WORK TO COMPLETE: Can you copy out the items word for word, from the very first line of the items through the line that contains "Text: - Any of other conditions' positive", with both of those lines included?

(Element location data)

★ ★ ★ ★ ★

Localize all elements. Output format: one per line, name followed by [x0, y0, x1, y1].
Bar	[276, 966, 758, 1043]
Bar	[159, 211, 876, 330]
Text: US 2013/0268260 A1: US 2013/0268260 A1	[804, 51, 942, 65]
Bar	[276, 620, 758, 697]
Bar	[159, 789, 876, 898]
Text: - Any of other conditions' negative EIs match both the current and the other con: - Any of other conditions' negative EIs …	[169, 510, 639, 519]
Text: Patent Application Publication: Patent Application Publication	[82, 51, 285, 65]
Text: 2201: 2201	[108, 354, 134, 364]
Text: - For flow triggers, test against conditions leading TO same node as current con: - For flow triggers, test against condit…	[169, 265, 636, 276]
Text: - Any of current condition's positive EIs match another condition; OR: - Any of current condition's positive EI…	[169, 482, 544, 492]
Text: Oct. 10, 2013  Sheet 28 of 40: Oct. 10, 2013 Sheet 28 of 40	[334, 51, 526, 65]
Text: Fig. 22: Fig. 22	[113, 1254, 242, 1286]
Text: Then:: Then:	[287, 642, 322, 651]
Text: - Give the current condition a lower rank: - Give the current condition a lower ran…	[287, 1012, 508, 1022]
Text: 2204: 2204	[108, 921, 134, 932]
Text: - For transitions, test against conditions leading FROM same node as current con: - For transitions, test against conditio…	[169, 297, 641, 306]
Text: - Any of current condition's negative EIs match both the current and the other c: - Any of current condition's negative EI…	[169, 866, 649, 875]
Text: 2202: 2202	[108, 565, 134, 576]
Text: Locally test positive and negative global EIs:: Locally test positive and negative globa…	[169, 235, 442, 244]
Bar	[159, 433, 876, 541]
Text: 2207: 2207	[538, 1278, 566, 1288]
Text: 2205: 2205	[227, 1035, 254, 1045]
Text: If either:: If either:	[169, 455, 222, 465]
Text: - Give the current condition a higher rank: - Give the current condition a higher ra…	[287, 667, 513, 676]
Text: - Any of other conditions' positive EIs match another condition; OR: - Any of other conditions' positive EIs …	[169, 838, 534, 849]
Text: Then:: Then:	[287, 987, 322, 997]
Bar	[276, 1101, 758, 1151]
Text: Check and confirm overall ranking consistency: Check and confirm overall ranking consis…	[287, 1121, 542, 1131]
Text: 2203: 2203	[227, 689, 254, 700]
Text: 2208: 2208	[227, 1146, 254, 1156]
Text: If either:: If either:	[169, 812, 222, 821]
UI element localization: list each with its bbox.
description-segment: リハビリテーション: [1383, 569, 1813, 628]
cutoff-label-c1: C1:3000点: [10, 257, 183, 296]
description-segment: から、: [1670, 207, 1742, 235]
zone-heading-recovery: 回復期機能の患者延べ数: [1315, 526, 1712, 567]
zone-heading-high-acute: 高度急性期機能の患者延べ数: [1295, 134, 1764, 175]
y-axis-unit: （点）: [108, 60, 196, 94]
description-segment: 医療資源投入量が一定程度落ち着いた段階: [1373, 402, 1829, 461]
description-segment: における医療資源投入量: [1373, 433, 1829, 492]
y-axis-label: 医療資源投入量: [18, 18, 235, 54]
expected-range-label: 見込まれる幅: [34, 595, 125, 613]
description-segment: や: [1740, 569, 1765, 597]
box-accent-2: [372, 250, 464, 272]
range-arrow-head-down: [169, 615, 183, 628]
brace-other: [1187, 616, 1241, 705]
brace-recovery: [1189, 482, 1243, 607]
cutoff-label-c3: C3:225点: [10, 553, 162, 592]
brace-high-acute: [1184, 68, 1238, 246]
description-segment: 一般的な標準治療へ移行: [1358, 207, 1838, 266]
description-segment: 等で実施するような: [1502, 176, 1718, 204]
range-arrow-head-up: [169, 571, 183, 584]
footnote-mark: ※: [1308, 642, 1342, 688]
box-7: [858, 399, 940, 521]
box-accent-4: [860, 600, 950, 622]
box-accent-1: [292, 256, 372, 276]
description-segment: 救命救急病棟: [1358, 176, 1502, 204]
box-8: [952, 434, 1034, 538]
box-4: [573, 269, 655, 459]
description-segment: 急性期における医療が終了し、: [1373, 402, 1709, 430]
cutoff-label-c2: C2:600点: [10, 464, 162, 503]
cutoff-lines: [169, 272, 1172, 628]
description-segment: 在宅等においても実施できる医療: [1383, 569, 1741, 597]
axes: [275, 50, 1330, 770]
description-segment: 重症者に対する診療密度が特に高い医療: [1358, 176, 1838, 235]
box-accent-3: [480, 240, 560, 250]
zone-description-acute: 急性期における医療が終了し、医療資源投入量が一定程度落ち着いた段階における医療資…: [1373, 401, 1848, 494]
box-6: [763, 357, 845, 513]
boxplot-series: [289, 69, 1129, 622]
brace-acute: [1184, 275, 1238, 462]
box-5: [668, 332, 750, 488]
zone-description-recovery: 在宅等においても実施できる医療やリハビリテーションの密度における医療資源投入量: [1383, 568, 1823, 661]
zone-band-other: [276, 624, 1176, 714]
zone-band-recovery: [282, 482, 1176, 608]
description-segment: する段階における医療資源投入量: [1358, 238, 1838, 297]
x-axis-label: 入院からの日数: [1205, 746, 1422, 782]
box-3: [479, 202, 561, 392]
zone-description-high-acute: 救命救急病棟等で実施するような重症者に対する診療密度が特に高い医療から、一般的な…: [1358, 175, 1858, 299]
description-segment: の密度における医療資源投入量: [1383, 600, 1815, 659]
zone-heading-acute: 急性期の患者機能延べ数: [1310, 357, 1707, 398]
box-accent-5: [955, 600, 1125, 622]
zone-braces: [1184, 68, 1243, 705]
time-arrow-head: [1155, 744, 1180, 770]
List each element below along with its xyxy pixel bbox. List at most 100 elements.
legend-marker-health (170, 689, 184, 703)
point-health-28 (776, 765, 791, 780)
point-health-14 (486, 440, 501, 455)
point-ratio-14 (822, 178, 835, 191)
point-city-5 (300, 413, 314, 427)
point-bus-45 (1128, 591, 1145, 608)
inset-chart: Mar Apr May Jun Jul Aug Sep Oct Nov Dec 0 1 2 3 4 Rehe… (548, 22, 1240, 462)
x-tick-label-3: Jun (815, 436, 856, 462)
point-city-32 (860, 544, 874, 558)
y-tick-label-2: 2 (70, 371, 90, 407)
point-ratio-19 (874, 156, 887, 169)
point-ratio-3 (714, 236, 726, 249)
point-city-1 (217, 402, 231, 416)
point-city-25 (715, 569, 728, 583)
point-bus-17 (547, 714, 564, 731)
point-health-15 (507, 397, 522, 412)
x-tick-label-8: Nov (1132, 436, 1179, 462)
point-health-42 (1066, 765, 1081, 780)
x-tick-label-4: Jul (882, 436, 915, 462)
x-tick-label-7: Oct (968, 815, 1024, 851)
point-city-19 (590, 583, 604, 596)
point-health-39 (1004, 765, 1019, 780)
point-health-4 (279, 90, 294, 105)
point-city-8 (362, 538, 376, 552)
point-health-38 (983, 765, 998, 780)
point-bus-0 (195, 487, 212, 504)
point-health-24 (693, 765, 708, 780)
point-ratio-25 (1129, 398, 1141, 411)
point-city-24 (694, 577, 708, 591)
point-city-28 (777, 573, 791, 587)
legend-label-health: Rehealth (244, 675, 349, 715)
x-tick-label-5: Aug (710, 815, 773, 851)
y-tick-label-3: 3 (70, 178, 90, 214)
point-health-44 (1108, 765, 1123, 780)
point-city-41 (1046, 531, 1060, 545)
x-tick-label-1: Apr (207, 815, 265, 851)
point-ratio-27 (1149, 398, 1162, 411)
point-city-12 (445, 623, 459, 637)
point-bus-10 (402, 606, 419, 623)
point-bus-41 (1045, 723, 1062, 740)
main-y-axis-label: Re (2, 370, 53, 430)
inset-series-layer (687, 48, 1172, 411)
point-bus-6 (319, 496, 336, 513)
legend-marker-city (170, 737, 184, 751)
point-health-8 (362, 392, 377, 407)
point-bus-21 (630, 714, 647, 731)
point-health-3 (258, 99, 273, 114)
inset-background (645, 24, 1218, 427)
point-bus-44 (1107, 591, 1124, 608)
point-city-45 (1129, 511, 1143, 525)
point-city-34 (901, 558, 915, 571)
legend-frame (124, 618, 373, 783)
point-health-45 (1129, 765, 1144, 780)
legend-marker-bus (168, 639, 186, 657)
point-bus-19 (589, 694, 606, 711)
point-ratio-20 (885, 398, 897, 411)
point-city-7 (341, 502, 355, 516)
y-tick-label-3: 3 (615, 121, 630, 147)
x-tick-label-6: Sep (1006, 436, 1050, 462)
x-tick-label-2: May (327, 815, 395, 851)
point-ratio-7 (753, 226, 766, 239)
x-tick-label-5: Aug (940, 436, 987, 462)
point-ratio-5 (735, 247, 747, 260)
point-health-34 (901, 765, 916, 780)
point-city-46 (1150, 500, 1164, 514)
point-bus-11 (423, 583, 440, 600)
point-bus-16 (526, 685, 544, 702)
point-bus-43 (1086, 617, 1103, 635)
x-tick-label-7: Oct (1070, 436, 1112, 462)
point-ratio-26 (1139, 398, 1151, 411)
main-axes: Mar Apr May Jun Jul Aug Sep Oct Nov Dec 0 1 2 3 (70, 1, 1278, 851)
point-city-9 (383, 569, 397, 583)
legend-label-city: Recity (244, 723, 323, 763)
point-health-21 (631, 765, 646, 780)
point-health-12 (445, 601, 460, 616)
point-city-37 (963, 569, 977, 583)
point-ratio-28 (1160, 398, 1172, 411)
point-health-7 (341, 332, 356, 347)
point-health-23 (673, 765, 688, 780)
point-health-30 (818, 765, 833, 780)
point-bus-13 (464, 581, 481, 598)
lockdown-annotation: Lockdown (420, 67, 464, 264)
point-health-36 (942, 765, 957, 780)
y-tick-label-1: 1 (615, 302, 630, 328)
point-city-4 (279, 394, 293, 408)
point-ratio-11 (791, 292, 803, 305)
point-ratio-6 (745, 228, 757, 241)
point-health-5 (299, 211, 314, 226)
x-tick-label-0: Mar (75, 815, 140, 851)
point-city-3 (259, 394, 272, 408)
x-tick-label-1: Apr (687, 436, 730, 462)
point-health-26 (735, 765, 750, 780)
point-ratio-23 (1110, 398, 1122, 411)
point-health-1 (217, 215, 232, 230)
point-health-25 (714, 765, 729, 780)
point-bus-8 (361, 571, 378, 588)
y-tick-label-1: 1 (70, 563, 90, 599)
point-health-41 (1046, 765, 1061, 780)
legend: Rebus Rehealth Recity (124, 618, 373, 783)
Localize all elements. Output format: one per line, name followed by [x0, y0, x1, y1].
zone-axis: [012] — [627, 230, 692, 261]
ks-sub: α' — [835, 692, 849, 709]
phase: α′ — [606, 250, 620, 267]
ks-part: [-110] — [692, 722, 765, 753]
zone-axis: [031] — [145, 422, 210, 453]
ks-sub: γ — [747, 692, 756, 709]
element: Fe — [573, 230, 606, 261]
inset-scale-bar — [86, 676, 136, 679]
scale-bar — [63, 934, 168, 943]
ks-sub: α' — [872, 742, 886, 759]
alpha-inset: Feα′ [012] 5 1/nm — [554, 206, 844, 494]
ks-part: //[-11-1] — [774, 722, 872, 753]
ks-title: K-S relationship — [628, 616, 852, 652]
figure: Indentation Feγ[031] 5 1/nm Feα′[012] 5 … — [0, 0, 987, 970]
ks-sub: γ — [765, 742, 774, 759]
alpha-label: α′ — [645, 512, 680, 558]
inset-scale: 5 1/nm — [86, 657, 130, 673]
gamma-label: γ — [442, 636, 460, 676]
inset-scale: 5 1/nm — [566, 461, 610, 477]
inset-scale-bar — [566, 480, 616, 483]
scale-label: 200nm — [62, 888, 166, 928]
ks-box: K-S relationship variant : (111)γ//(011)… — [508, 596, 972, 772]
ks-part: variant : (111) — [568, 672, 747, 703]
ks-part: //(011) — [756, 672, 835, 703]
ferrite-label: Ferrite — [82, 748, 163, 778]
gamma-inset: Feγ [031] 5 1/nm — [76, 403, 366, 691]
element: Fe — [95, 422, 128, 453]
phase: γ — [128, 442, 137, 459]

★ ★ ★ ★ ★

ANSWER TO THE EXERCISE:
Localize all elements. Output format: one per line, name followed by [x0, y0, x1, y1].
Bar	[276, 966, 758, 1043]
Bar	[159, 211, 876, 330]
Text: US 2013/0268260 A1: US 2013/0268260 A1	[804, 51, 942, 65]
Bar	[276, 620, 758, 697]
Bar	[159, 789, 876, 898]
Text: - Any of other conditions' negative EIs match both the current and the other con: - Any of other conditions' negative EIs …	[169, 510, 639, 519]
Text: Patent Application Publication: Patent Application Publication	[82, 51, 285, 65]
Text: 2201: 2201	[108, 354, 134, 364]
Text: - For flow triggers, test against conditions leading TO same node as current con: - For flow triggers, test against condit…	[169, 265, 636, 276]
Text: - Any of current condition's positive EIs match another condition; OR: - Any of current condition's positive EI…	[169, 482, 544, 492]
Text: Oct. 10, 2013  Sheet 28 of 40: Oct. 10, 2013 Sheet 28 of 40	[334, 51, 526, 65]
Text: Fig. 22: Fig. 22	[113, 1254, 242, 1286]
Text: Then:: Then:	[287, 642, 322, 651]
Text: - Give the current condition a lower rank: - Give the current condition a lower ran…	[287, 1012, 508, 1022]
Text: 2204: 2204	[108, 921, 134, 932]
Text: - For transitions, test against conditions leading FROM same node as current con: - For transitions, test against conditio…	[169, 297, 641, 306]
Text: - Any of current condition's negative EIs match both the current and the other c: - Any of current condition's negative EI…	[169, 866, 649, 875]
Text: 2202: 2202	[108, 565, 134, 576]
Text: Locally test positive and negative global EIs:: Locally test positive and negative globa…	[169, 235, 442, 244]
Bar	[159, 433, 876, 541]
Text: 2207: 2207	[538, 1278, 566, 1288]
Text: 2205: 2205	[227, 1035, 254, 1045]
Text: If either:: If either:	[169, 455, 222, 465]
Text: - Give the current condition a higher rank: - Give the current condition a higher ra…	[287, 667, 513, 676]
Text: - Any of other conditions' positive EIs match another condition; OR: - Any of other conditions' positive EIs …	[169, 838, 534, 849]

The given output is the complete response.